_Work to be completed_.
Every entry below should be repeated exactly; the pictures should not.

_Records supplied_.
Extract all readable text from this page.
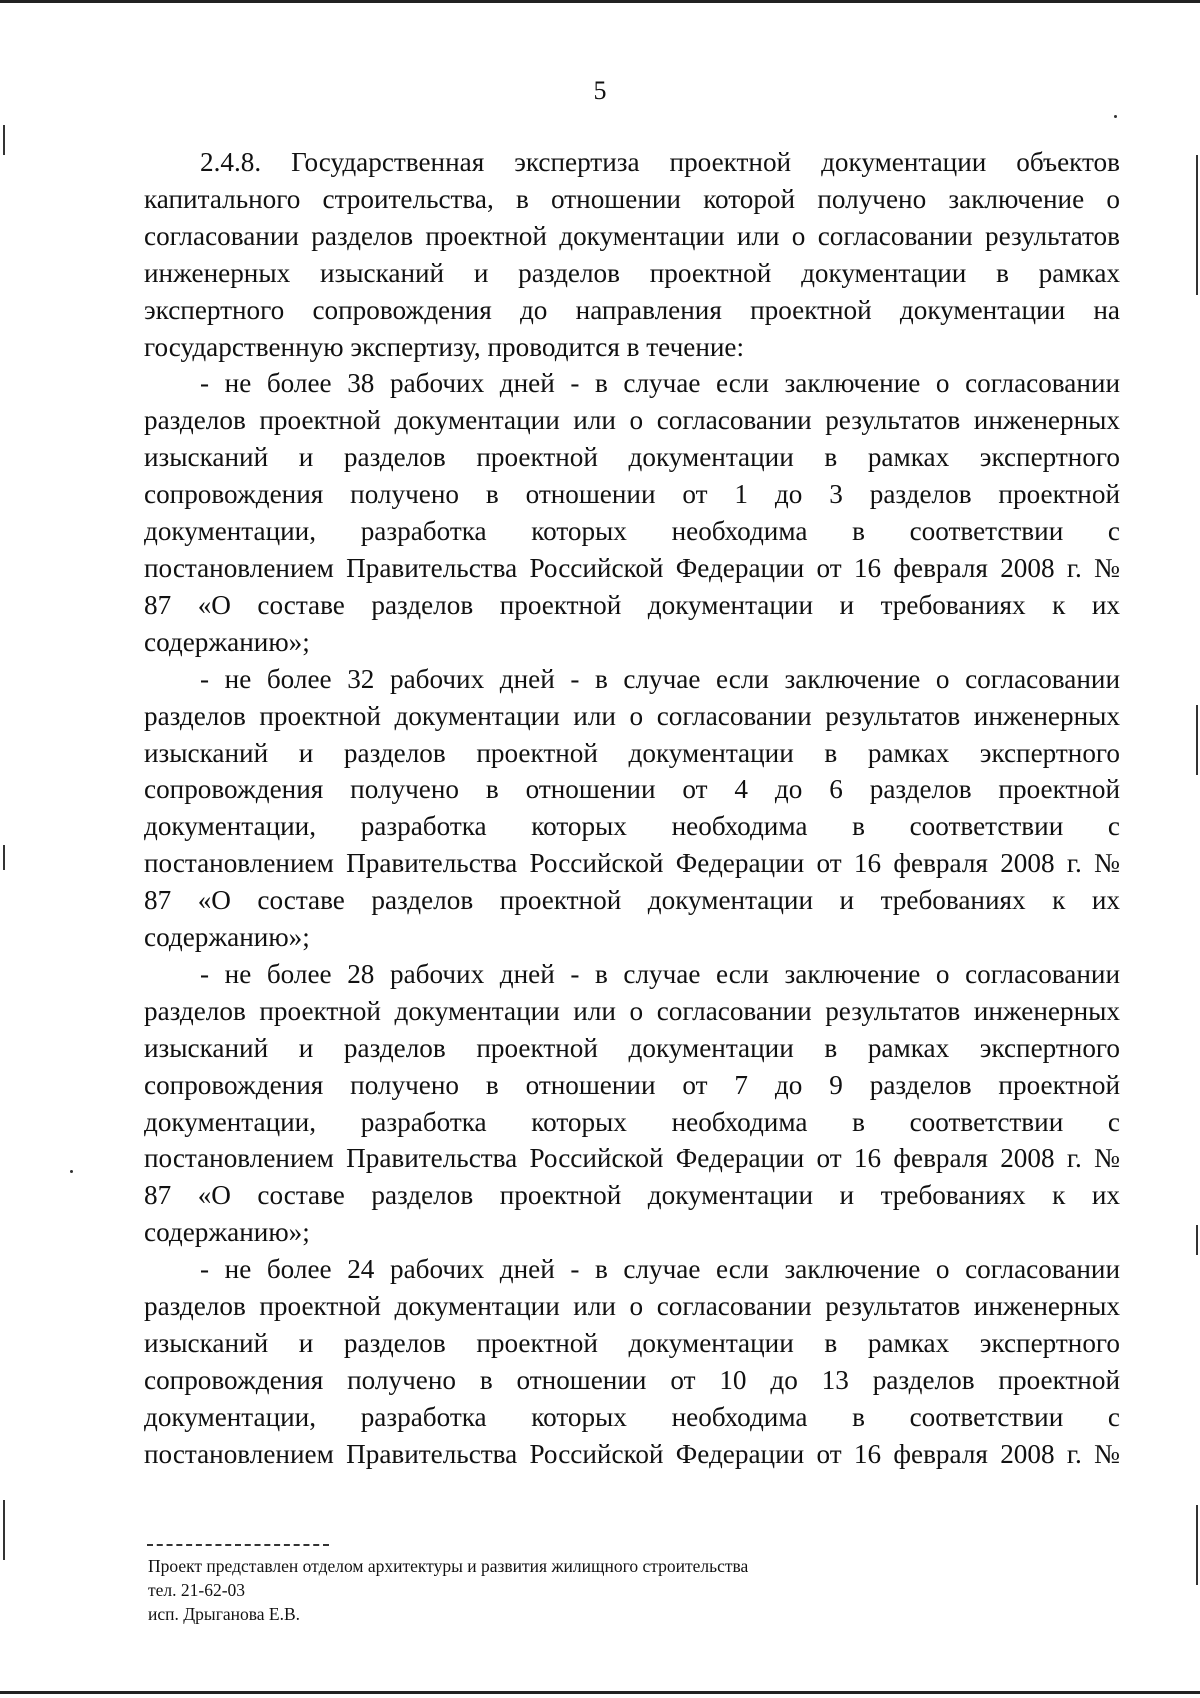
5
2.4.8. Государственная экспертиза проектной документации объектов
капитального строительства, в отношении которой получено заключение о
согласовании разделов проектной документации или о согласовании результатов
инженерных изысканий и разделов проектной документации в рамках
экспертного сопровождения до направления проектной документации на
государственную экспертизу, проводится в течение:
- не более 38 рабочих дней - в случае если заключение о согласовании
разделов проектной документации или о согласовании результатов инженерных
изысканий и разделов проектной документации в рамках экспертного
сопровождения получено в отношении от 1 до 3 разделов проектной
документации, разработка которых необходима в соответствии с
постановлением Правительства Российской Федерации от 16 февраля 2008 г. №
87 «О составе разделов проектной документации и требованиях к их
содержанию»;
- не более 32 рабочих дней - в случае если заключение о согласовании
разделов проектной документации или о согласовании результатов инженерных
изысканий и разделов проектной документации в рамках экспертного
сопровождения получено в отношении от 4 до 6 разделов проектной
документации, разработка которых необходима в соответствии с
постановлением Правительства Российской Федерации от 16 февраля 2008 г. №
87 «О составе разделов проектной документации и требованиях к их
содержанию»;
- не более 28 рабочих дней - в случае если заключение о согласовании
разделов проектной документации или о согласовании результатов инженерных
изысканий и разделов проектной документации в рамках экспертного
сопровождения получено в отношении от 7 до 9 разделов проектной
документации, разработка которых необходима в соответствии с
постановлением Правительства Российской Федерации от 16 февраля 2008 г. №
87 «О составе разделов проектной документации и требованиях к их
содержанию»;
- не более 24 рабочих дней - в случае если заключение о согласовании
разделов проектной документации или о согласовании результатов инженерных
изысканий и разделов проектной документации в рамках экспертного
сопровождения получено в отношении от 10 до 13 разделов проектной
документации, разработка которых необходима в соответствии с
постановлением Правительства Российской Федерации от 16 февраля 2008 г. №
Проект представлен отделом архитектуры и развития жилищного строительства
тел. 21-62-03
исп. Дрыганова Е.В.
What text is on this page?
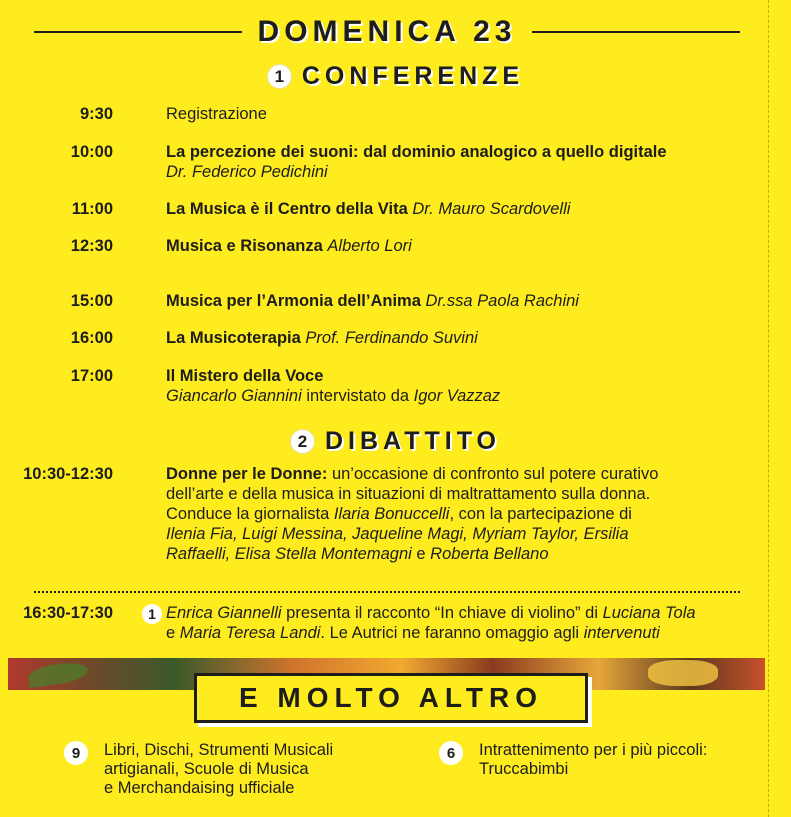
DOMENICA 23
1 CONFERENZE
9:30	Registrazione
10:00	La percezione dei suoni: dal dominio analogico a quello digitale
Dr. Federico Pedichini
11:00	La Musica è il Centro della Vita Dr. Mauro Scardovelli
12:30	Musica e Risonanza Alberto Lori
15:00	Musica per l’Armonia dell’Anima Dr.ssa Paola Rachini
16:00	La Musicoterapia Prof. Ferdinando Suvini
17:00	Il Mistero della Voce
Giancarlo Giannini intervistato da Igor Vazzaz
2 DIBATTITO
10:30-12:30	Donne per le Donne: un’occasione di confronto sul potere curativo
dell’arte e della musica in situazioni di maltrattamento sulla donna.
Conduce la giornalista Ilaria Bonuccelli, con la partecipazione di
Ilenia Fia, Luigi Messina, Jaqueline Magi, Myriam Taylor, Ersilia
Raffaelli, Elisa Stella Montemagni e Roberta Bellano
16:30-17:30	1 Enrica Giannelli presenta il racconto “In chiave di violino” di Luciana Tola
e Maria Teresa Landi. Le Autrici ne faranno omaggio agli intervenuti
E MOLTO ALTRO
9	Libri, Dischi, Strumenti Musicali
artigianali, Scuole di Musica
e Merchandaising ufficiale
6	Intrattenimento per i più piccoli:
Truccabimbi
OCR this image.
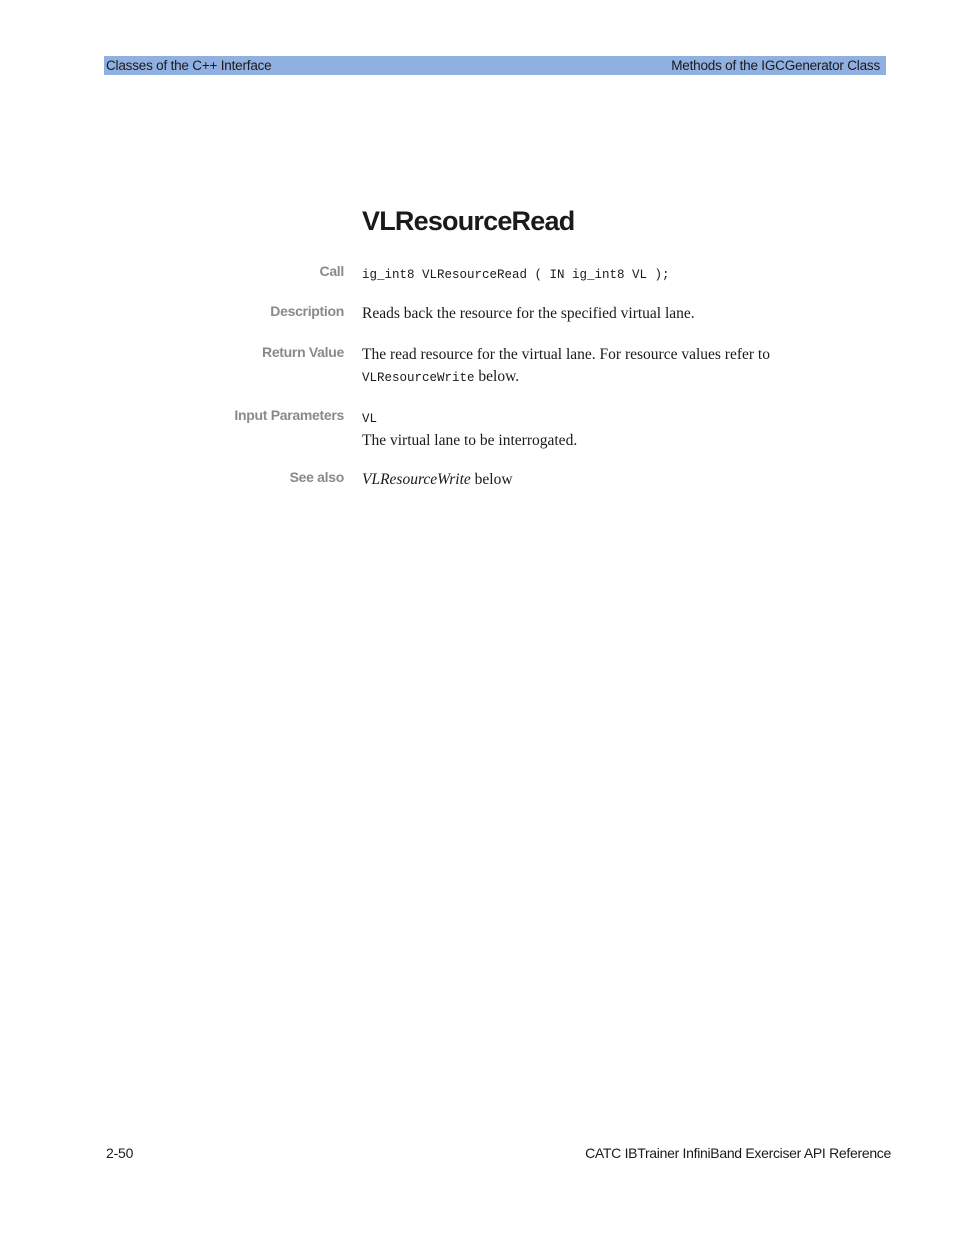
Classes of the C++ Interface	Methods of the IGCGenerator Class
VLResourceRead
Call ig_int8 VLResourceRead ( IN ig_int8 VL );
Description Reads back the resource for the specified virtual lane.
Return Value The read resource for the virtual lane. For resource values refer to
VLResourceWrite below.
Input Parameters VL
The virtual lane to be interrogated.
See also VLResourceWrite below
2-50	CATC IBTrainer InfiniBand Exerciser API Reference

_Exercise answer_.
Extract all readable text from this page.
5
2.4.8. Государственная экспертиза проектной документации объектов
капитального строительства, в отношении которой получено заключение о
согласовании разделов проектной документации или о согласовании результатов
инженерных изысканий и разделов проектной документации в рамках
экспертного сопровождения до направления проектной документации на
государственную экспертизу, проводится в течение:
- не более 38 рабочих дней - в случае если заключение о согласовании
разделов проектной документации или о согласовании результатов инженерных
изысканий и разделов проектной документации в рамках экспертного
сопровождения получено в отношении от 1 до 3 разделов проектной
документации, разработка которых необходима в соответствии с
постановлением Правительства Российской Федерации от 16 февраля 2008 г. №
87 «О составе разделов проектной документации и требованиях к их
содержанию»;
- не более 32 рабочих дней - в случае если заключение о согласовании
разделов проектной документации или о согласовании результатов инженерных
изысканий и разделов проектной документации в рамках экспертного
сопровождения получено в отношении от 4 до 6 разделов проектной
документации, разработка которых необходима в соответствии с
постановлением Правительства Российской Федерации от 16 февраля 2008 г. №
87 «О составе разделов проектной документации и требованиях к их
содержанию»;
- не более 28 рабочих дней - в случае если заключение о согласовании
разделов проектной документации или о согласовании результатов инженерных
изысканий и разделов проектной документации в рамках экспертного
сопровождения получено в отношении от 7 до 9 разделов проектной
документации, разработка которых необходима в соответствии с
постановлением Правительства Российской Федерации от 16 февраля 2008 г. №
87 «О составе разделов проектной документации и требованиях к их
содержанию»;
- не более 24 рабочих дней - в случае если заключение о согласовании
разделов проектной документации или о согласовании результатов инженерных
изысканий и разделов проектной документации в рамках экспертного
сопровождения получено в отношении от 10 до 13 разделов проектной
документации, разработка которых необходима в соответствии с
постановлением Правительства Российской Федерации от 16 февраля 2008 г. №
Проект представлен отделом архитектуры и развития жилищного строительства
тел. 21-62-03
исп. Дрыганова Е.В.
What text is on this page?
DOMENICA 23
1 CONFERENZE
9:30	Registrazione
10:00	La percezione dei suoni: dal dominio analogico a quello digitale
Dr. Federico Pedichini
11:00	La Musica è il Centro della Vita Dr. Mauro Scardovelli
12:30	Musica e Risonanza Alberto Lori
15:00	Musica per l’Armonia dell’Anima Dr.ssa Paola Rachini
16:00	La Musicoterapia Prof. Ferdinando Suvini
17:00	Il Mistero della Voce
Giancarlo Giannini intervistato da Igor Vazzaz
2 DIBATTITO
10:30-12:30	Donne per le Donne: un’occasione di confronto sul potere curativo
dell’arte e della musica in situazioni di maltrattamento sulla donna.
Conduce la giornalista Ilaria Bonuccelli, con la partecipazione di
Ilenia Fia, Luigi Messina, Jaqueline Magi, Myriam Taylor, Ersilia
Raffaelli, Elisa Stella Montemagni e Roberta Bellano
16:30-17:30	1 Enrica Giannelli presenta il racconto “In chiave di violino” di Luciana Tola
e Maria Teresa Landi. Le Autrici ne faranno omaggio agli intervenuti
E MOLTO ALTRO
9	Libri, Dischi, Strumenti Musicali
artigianali, Scuole di Musica
e Merchandaising ufficiale
6	Intrattenimento per i più piccoli:
Truccabimbi
OCR this image.
Classes of the C++ Interface	Methods of the IGCGenerator Class
VLResourceRead
Call ig_int8 VLResourceRead ( IN ig_int8 VL );
Description Reads back the resource for the specified virtual lane.
Return Value The read resource for the virtual lane. For resource values refer to
VLResourceWrite below.
Input Parameters VL
The virtual lane to be interrogated.
See also VLResourceWrite below
2-50	CATC IBTrainer InfiniBand Exerciser API Reference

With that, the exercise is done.